• [Short problem] Look for the string "series" and copy every line that has it.

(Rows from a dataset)
** BEGIN **
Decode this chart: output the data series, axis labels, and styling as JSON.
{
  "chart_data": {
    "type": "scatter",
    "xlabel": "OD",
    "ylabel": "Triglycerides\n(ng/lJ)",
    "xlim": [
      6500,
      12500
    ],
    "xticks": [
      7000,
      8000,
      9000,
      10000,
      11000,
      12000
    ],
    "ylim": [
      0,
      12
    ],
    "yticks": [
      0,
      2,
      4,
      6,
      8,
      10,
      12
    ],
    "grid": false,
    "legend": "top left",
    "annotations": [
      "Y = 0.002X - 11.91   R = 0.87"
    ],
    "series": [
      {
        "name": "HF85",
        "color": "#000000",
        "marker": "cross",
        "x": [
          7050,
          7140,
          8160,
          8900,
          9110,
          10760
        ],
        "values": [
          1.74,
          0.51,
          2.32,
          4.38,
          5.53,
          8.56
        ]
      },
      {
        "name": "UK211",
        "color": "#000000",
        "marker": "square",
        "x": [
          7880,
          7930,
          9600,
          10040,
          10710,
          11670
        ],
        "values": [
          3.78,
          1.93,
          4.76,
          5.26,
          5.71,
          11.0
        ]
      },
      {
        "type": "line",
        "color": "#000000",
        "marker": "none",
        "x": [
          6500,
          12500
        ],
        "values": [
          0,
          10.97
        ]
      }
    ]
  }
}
** END **
• [Expected answer]
Decode this chart: output the data series, axis labels, and styling as JSON.
    "series": [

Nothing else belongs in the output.